▸ What you have to do
Pick out each line containing the string "приближается".
start Source material
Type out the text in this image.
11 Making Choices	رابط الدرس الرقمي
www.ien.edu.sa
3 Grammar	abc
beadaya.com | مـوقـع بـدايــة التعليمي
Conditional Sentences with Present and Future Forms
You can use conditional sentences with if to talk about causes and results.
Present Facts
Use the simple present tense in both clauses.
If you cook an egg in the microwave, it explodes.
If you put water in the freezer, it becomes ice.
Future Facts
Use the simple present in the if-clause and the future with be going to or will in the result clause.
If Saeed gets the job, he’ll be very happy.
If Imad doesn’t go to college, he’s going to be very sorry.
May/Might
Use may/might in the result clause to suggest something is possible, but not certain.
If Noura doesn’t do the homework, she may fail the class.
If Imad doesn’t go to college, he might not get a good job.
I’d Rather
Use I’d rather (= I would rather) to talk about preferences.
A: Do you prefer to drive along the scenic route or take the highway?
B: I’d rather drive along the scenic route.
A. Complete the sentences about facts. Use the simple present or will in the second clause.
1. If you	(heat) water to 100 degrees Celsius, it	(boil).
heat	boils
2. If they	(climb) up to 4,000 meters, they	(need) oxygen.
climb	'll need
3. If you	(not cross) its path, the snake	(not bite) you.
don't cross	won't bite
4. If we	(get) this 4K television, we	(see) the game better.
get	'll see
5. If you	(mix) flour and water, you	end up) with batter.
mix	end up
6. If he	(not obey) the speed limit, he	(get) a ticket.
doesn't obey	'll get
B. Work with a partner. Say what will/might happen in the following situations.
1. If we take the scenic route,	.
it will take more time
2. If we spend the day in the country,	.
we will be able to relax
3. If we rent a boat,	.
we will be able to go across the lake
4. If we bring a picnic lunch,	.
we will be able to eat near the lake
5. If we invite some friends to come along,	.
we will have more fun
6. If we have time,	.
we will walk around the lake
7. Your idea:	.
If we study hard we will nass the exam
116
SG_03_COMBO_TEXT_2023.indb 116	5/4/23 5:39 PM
end Source material
start Source material
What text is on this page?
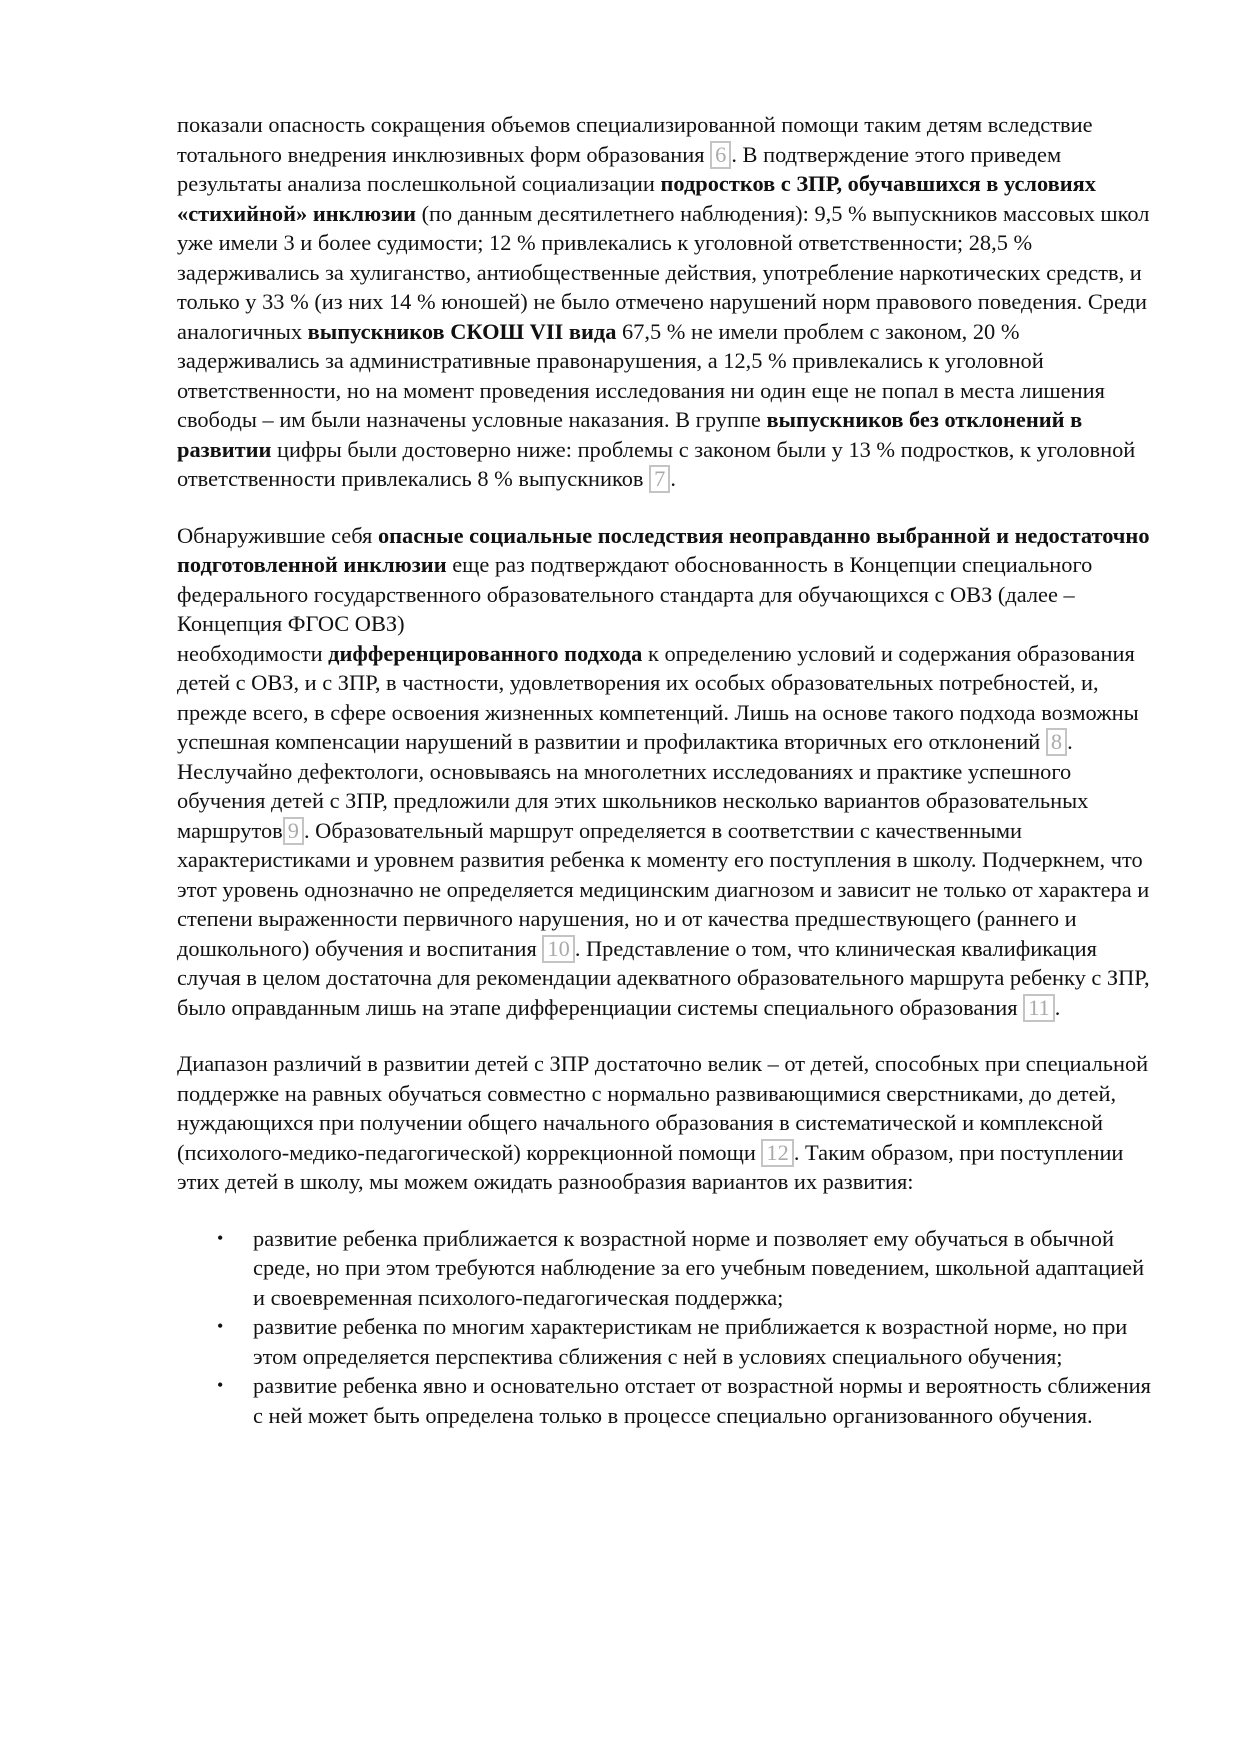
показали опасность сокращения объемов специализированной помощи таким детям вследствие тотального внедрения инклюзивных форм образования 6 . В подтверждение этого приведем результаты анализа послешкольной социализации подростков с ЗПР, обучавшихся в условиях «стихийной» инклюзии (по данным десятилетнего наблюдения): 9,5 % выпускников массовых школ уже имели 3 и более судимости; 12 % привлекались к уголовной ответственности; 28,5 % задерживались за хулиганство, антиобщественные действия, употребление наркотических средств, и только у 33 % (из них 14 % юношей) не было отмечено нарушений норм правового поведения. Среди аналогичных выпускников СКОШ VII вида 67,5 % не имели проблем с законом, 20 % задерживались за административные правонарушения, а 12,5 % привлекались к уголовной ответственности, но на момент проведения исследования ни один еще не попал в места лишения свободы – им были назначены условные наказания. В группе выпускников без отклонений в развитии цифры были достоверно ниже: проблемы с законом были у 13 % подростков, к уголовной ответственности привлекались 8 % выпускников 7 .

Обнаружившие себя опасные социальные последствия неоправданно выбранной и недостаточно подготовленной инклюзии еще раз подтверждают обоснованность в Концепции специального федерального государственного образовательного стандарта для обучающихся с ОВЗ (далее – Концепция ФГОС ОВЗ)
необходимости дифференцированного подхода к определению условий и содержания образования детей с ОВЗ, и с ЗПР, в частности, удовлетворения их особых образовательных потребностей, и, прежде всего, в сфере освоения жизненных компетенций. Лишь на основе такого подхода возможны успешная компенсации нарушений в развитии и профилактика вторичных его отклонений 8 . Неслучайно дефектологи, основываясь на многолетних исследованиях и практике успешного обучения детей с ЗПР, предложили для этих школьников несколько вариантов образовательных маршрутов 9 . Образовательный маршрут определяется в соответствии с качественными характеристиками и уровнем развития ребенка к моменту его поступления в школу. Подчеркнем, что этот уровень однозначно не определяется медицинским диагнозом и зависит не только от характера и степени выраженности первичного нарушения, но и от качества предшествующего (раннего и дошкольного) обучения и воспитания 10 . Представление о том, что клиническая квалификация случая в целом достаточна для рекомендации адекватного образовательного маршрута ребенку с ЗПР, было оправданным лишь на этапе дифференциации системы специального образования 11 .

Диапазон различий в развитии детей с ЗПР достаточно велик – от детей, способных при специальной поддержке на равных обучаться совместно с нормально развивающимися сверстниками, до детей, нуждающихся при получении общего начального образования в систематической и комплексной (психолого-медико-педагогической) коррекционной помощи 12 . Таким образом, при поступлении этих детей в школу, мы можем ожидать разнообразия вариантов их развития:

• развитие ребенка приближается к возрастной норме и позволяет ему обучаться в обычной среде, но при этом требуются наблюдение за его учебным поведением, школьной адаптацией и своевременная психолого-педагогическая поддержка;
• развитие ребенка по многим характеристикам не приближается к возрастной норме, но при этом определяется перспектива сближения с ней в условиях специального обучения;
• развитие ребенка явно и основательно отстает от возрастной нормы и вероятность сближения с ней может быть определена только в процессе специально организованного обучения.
end Source material
▸ Reply
• развитие ребенка приближается к возрастной норме и позволяет ему обучаться в обычной среде, но при этом требуются наблюдение за его учебным поведением, школьной адаптацией и своевременная психолого-педагогическая поддержка;
• развитие ребенка по многим характеристикам не приближается к возрастной норме, но при этом определяется перспектива сближения с ней в условиях специального обучения;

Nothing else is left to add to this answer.